Task: Leave out the images; return the rest of the data exactly.

(Records about charts and figures)

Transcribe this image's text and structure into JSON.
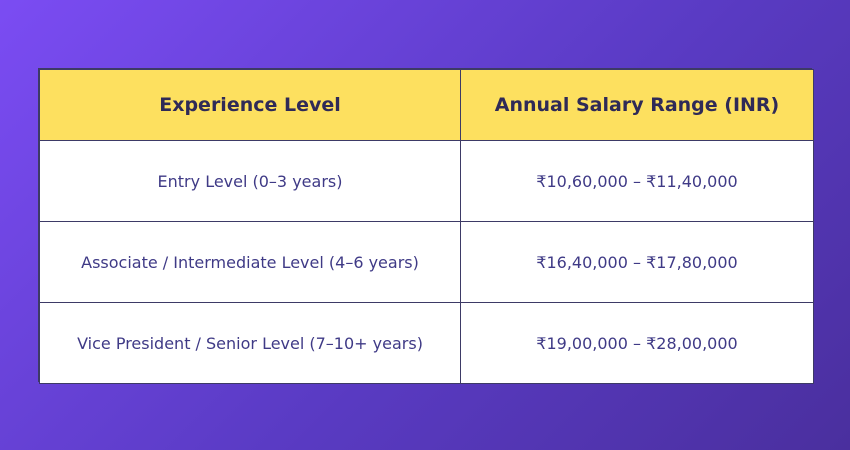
{
  "table": {
    "headers": [
      "Experience Level",
      "Annual Salary Range (INR)"
    ],
    "rows": [
      [
        "Entry Level (0–3 years)",
        "₹10,60,000 – ₹11,40,000"
      ],
      [
        "Associate / Intermediate Level (4–6 years)",
        "₹16,40,000 – ₹17,80,000"
      ],
      [
        "Vice President / Senior Level (7–10+ years)",
        "₹19,00,000 – ₹28,00,000"
      ]
    ]
  },
  "colors": {
    "background_start": "#7b4cf3",
    "background_end": "#4a2f9e",
    "header_bg": "#fde05f",
    "header_text": "#2f2a57",
    "cell_text": "#3f3a86",
    "border": "#3d3a66"
  }
}
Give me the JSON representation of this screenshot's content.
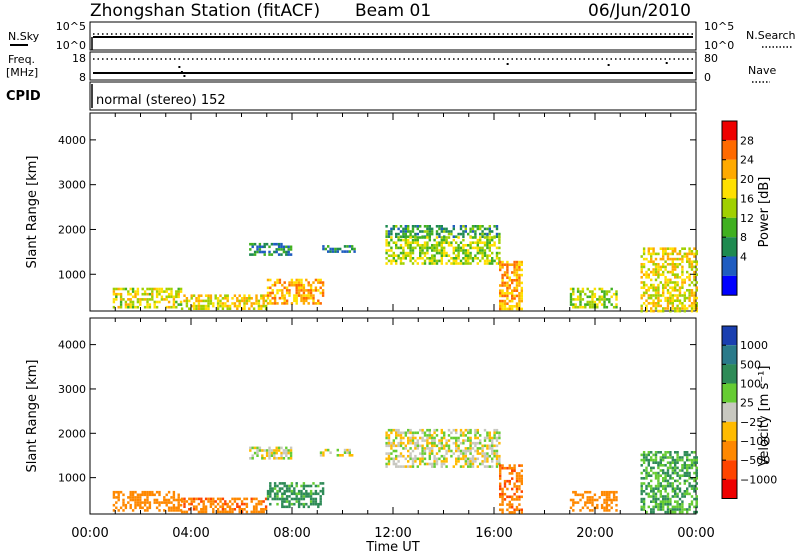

Correct output:
Transcribe this image's text and structure into JSON.
{
  "table": {
    "headers": [
      "Experience Level",
      "Annual Salary Range (INR)"
    ],
    "rows": [
      [
        "Entry Level (0–3 years)",
        "₹10,60,000 – ₹11,40,000"
      ],
      [
        "Associate / Intermediate Level (4–6 years)",
        "₹16,40,000 – ₹17,80,000"
      ],
      [
        "Vice President / Senior Level (7–10+ years)",
        "₹19,00,000 – ₹28,00,000"
      ]
    ]
  },
  "colors": {
    "background_start": "#7b4cf3",
    "background_end": "#4a2f9e",
    "header_bg": "#fde05f",
    "header_text": "#2f2a57",
    "cell_text": "#3f3a86",
    "border": "#3d3a66"
  }
}
Give me the JSON representation of this screenshot's content.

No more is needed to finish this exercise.